Page excerpt.
╔══
McKenzie Fine Art is pleased to announce an exhibition of new paintings by Laura Sharp Wilson,_ Utah_, her third solo exhibition at the gallery.

Working on a small scale, Laura Sharp Wilson’s brightly colored acrylic and graphite paintings are her least figurative and most complex to date. They continue her interest in conveying clarity amidst confusion through the use of dense, overlapping patterning and obsessively precise rendering. Abstracted forms, which reflect the artist’s interest in ornamentation and excessive decoration, are layered on grounds of colored, back-painted, or masked fields of fibrous or printed paper mounted on wood, imparting both visual and surface texture to the work. Throughout, Wilson has retained the coils, ropes, and vines that encircle, bind, interconnect, dangle from, and at times, nearly strangle her forms.
╚══
Aim 1.
Do these statements agree with the exhibition announcement? Answer yes or no for each, and quote the exact words of the announcement that decide it.
(a) This is Laura Sharp Wilson's third solo exhibition at McKenzie Fine Art.
(b) The new paintings are worked on a large scale.
(c) The paper grounds are mounted on wood.

Records shown.
╔══
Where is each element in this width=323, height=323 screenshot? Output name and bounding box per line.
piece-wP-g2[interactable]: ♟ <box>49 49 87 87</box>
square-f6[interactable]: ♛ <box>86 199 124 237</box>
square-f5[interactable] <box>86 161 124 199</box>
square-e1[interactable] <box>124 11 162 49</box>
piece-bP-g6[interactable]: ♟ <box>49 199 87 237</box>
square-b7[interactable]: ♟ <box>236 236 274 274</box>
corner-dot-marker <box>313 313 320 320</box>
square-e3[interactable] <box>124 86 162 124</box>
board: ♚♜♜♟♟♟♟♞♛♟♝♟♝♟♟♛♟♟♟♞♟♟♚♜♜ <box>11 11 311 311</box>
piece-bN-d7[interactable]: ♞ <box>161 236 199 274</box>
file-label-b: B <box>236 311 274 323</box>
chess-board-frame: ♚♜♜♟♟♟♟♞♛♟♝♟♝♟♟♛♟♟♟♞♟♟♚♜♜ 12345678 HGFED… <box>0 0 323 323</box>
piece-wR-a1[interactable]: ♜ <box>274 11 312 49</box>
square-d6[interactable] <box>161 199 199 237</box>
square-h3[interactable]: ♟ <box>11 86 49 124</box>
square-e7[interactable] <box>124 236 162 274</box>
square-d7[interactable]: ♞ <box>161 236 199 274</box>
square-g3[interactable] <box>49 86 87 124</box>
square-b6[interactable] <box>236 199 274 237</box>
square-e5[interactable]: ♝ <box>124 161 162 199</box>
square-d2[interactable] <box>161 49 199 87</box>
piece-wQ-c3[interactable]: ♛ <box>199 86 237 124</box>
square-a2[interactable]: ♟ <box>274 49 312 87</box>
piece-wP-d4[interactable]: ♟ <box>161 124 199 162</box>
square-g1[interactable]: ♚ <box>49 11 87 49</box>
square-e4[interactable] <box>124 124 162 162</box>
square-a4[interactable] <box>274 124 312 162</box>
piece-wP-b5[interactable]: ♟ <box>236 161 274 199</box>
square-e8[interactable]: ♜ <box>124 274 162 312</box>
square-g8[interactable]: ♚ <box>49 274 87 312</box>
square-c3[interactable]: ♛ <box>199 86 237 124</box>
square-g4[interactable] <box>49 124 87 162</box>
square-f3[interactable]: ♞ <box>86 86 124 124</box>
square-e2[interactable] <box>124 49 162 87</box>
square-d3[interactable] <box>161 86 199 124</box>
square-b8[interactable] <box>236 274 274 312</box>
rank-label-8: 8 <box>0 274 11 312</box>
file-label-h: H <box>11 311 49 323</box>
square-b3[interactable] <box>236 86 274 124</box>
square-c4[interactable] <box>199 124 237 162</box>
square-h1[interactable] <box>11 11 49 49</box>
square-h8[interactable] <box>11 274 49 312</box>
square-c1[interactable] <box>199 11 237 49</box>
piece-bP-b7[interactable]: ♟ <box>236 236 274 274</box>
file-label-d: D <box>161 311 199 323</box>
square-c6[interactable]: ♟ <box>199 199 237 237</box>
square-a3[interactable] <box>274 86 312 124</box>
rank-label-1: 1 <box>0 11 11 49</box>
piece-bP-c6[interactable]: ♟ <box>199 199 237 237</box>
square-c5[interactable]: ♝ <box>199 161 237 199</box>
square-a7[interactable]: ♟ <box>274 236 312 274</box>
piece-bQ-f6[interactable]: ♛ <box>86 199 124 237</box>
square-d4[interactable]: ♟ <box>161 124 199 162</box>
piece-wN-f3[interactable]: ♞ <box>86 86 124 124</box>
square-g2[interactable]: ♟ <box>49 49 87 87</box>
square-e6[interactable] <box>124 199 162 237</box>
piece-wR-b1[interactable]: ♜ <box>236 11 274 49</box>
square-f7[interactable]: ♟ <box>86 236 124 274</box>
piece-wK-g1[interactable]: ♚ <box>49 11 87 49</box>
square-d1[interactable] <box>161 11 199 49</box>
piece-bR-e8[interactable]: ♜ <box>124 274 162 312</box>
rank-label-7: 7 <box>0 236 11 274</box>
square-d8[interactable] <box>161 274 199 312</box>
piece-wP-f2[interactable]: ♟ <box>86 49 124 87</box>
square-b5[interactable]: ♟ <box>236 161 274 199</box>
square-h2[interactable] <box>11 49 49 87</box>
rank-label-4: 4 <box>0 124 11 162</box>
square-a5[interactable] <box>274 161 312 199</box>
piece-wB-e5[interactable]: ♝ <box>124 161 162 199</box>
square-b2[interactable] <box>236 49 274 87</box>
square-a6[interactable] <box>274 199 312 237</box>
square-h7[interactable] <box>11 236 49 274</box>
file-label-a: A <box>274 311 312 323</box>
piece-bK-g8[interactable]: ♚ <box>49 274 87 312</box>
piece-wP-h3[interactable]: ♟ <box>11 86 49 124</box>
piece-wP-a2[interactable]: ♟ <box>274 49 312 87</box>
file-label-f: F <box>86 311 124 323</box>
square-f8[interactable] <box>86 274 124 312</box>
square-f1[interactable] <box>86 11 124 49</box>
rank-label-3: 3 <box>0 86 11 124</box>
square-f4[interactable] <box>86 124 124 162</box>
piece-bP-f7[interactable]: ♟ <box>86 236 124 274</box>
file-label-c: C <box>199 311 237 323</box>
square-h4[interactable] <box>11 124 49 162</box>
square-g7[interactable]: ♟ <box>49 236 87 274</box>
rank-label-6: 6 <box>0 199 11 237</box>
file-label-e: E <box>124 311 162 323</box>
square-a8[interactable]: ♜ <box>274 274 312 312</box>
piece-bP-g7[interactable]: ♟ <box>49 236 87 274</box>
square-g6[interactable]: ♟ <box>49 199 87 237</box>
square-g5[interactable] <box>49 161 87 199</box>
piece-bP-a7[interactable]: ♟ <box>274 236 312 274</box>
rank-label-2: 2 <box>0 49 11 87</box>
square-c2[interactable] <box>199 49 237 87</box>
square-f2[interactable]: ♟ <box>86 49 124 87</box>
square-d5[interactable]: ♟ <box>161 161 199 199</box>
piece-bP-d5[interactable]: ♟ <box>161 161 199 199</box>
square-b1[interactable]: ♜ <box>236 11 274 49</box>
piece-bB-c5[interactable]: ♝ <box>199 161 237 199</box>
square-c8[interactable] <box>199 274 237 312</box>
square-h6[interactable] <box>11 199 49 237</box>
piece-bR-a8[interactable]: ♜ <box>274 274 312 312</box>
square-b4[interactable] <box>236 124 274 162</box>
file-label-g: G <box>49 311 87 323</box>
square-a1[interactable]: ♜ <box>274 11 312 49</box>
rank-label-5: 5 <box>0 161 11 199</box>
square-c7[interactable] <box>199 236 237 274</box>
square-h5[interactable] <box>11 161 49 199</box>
╚══
Aim 2. Can you echo the records exactly, from their first line up to and including the line with "piece-bN-d7[interactable]: ♞ <box>161"?

Correct output 1.
(a) Yes: "her third solo exhibition at the gallery"
(b) No: "Working on a small scale"
(c) Yes: "fibrous or printed paper mounted on wood"

Correct output 2.
Where is each element in this width=323, height=323 screenshot? Output name and bounding box per line.
piece-wP-g2[interactable]: ♟ <box>49 49 87 87</box>
square-f6[interactable]: ♛ <box>86 199 124 237</box>
square-f5[interactable] <box>86 161 124 199</box>
square-e1[interactable] <box>124 11 162 49</box>
piece-bP-g6[interactable]: ♟ <box>49 199 87 237</box>
square-b7[interactable]: ♟ <box>236 236 274 274</box>
corner-dot-marker <box>313 313 320 320</box>
square-e3[interactable] <box>124 86 162 124</box>
board: ♚♜♜♟♟♟♟♞♛♟♝♟♝♟♟♛♟♟♟♞♟♟♚♜♜ <box>11 11 311 311</box>
piece-bN-d7[interactable]: ♞ <box>161 236 199 274</box>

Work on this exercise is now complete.